_TASK OBJECTIVE_. Reproduce the listing word for word. Skip any image.
# Start of RECORDS SUPPLIED
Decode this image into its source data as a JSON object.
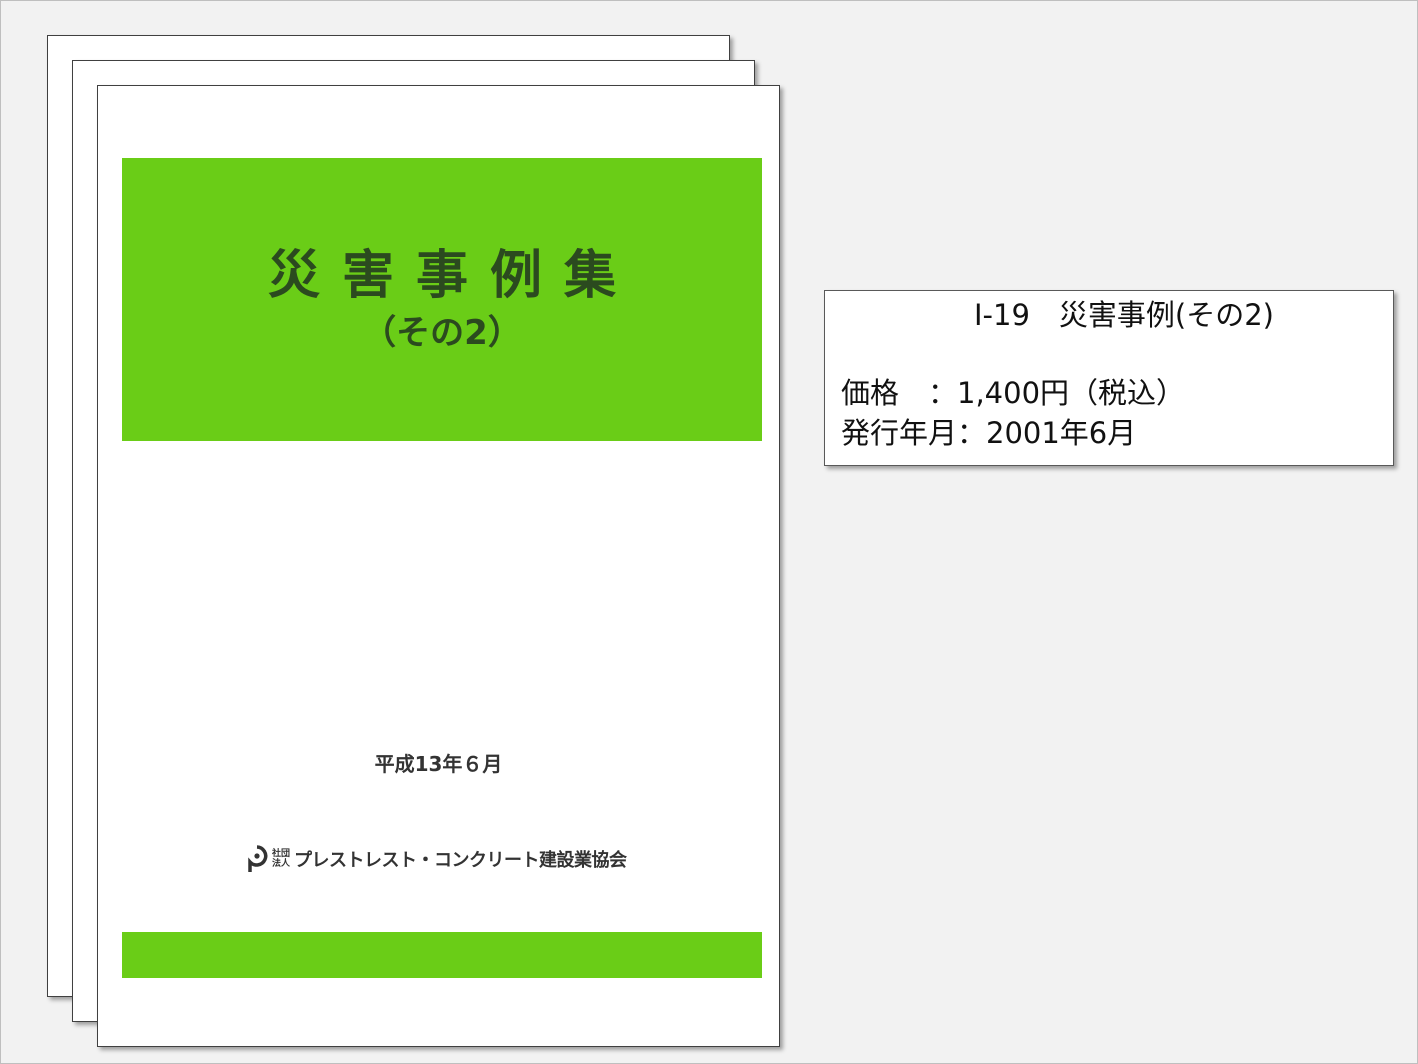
{
  "cover": {
    "title": "災害事例集",
    "subtitle": "（その2）",
    "date": "平成13年６月",
    "publisher_prefix": "社団法人",
    "publisher_name": "プレストレスト・コンクリート建設業協会",
    "band_color": "#6acd17",
    "title_color": "#2b4a1f"
  },
  "info": {
    "heading": "Ⅰ-19　災害事例(その2)",
    "price_line": "価格　：1,400円（税込）",
    "date_line": "発行年月：2001年6月"
  }
}
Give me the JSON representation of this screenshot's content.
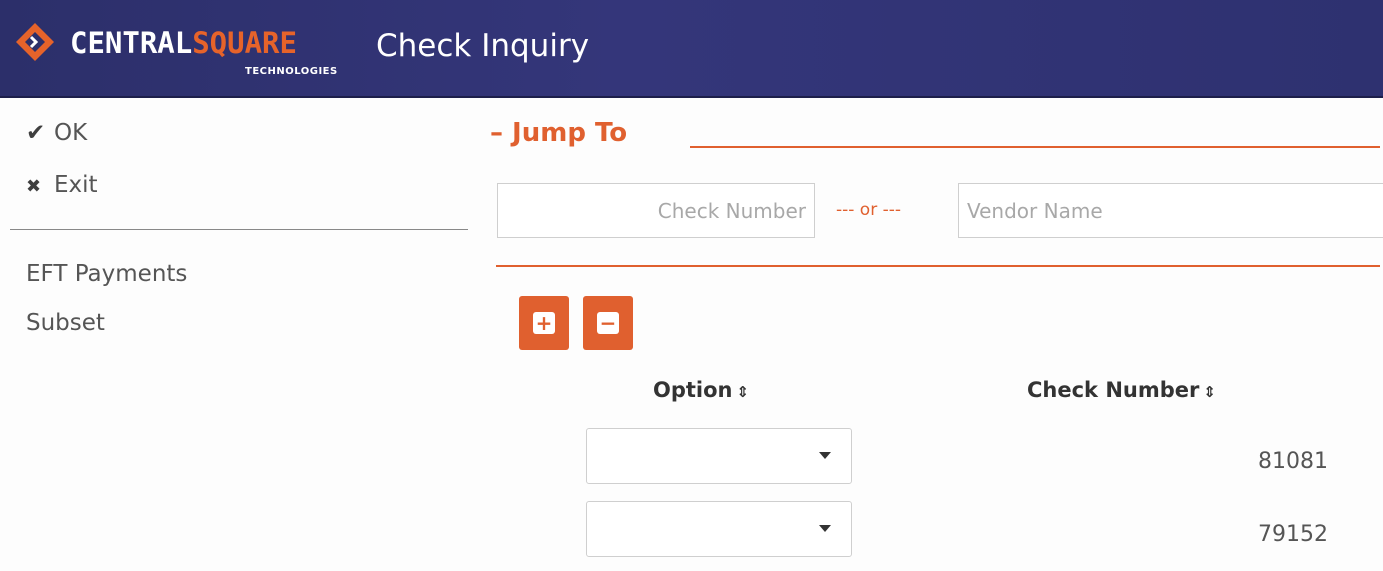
{
  "header": {
    "brand_part1": "CENTRAL",
    "brand_part2": "SQUARE",
    "brand_sub": "TECHNOLOGIES",
    "title": "Check Inquiry",
    "logo_icon": "centralsquare-logo-icon"
  },
  "sidebar": {
    "ok": {
      "icon": "✔",
      "label": "OK"
    },
    "exit": {
      "icon": "✖",
      "label": "Exit"
    },
    "links": [
      {
        "label": "EFT Payments"
      },
      {
        "label": "Subset"
      }
    ]
  },
  "jump_to": {
    "title": "– Jump To",
    "check_number_placeholder": "Check Number",
    "or_label": "--- or ---",
    "vendor_name_placeholder": "Vendor Name"
  },
  "actions": {
    "add_icon": "+",
    "remove_icon": "−"
  },
  "table": {
    "columns": [
      "Option",
      "Check Number"
    ],
    "sort_icon": "⇕",
    "rows": [
      {
        "option": "",
        "check_number": "81081"
      },
      {
        "option": "",
        "check_number": "79152"
      }
    ]
  },
  "colors": {
    "header_bg": "#2c2f6a",
    "accent": "#e0602f"
  }
}
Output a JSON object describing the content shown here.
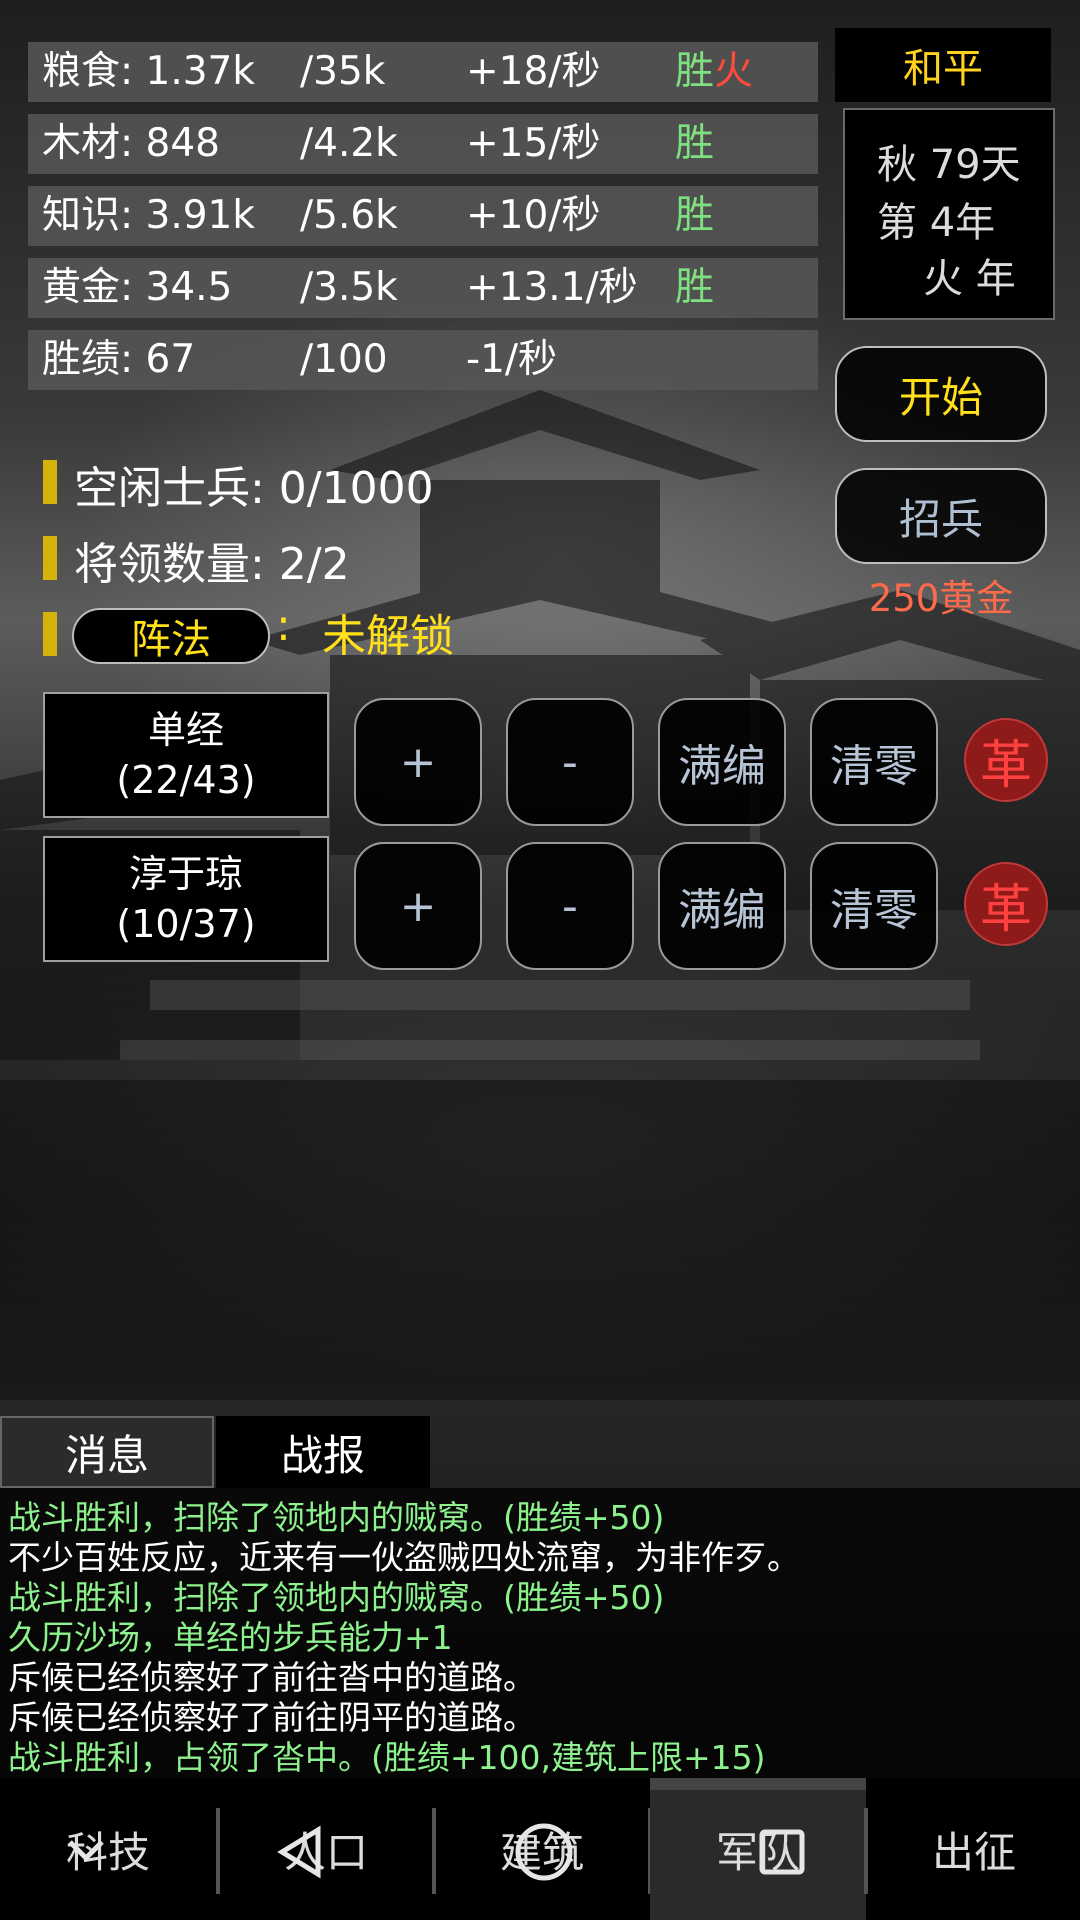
# End of RECORDS SUPPLIED
_SOLUTION TO THIS EXERCISE_.
Decode this image into its source data as a JSON object.
{
  "cover": {
    "title": "災害事例集",
    "subtitle": "（その2）",
    "date": "平成13年６月",
    "publisher_prefix": "社団法人",
    "publisher_name": "プレストレスト・コンクリート建設業協会",
    "band_color": "#6acd17",
    "title_color": "#2b4a1f"
  },
  "info": {
    "heading": "Ⅰ-19　災害事例(その2)",
    "price_line": "価格　：1,400円（税込）",
    "date_line": "発行年月：2001年6月"
  }
}
Give me the JSON representation of this screenshot's content.
{
  "header": {
    "brand_part1": "CENTRAL",
    "brand_part2": "SQUARE",
    "brand_sub": "TECHNOLOGIES",
    "title": "Check Inquiry",
    "logo_icon": "centralsquare-logo-icon"
  },
  "sidebar": {
    "ok": {
      "icon": "✔",
      "label": "OK"
    },
    "exit": {
      "icon": "✖",
      "label": "Exit"
    },
    "links": [
      {
        "label": "EFT Payments"
      },
      {
        "label": "Subset"
      }
    ]
  },
  "jump_to": {
    "title": "– Jump To",
    "check_number_placeholder": "Check Number",
    "or_label": "--- or ---",
    "vendor_name_placeholder": "Vendor Name"
  },
  "actions": {
    "add_icon": "+",
    "remove_icon": "−"
  },
  "table": {
    "columns": [
      "Option",
      "Check Number"
    ],
    "sort_icon": "⇕",
    "rows": [
      {
        "option": "",
        "check_number": "81081"
      },
      {
        "option": "",
        "check_number": "79152"
      }
    ]
  },
  "colors": {
    "header_bg": "#2c2f6a",
    "accent": "#e0602f"
  }
}
Output a JSON object describing the content shown here.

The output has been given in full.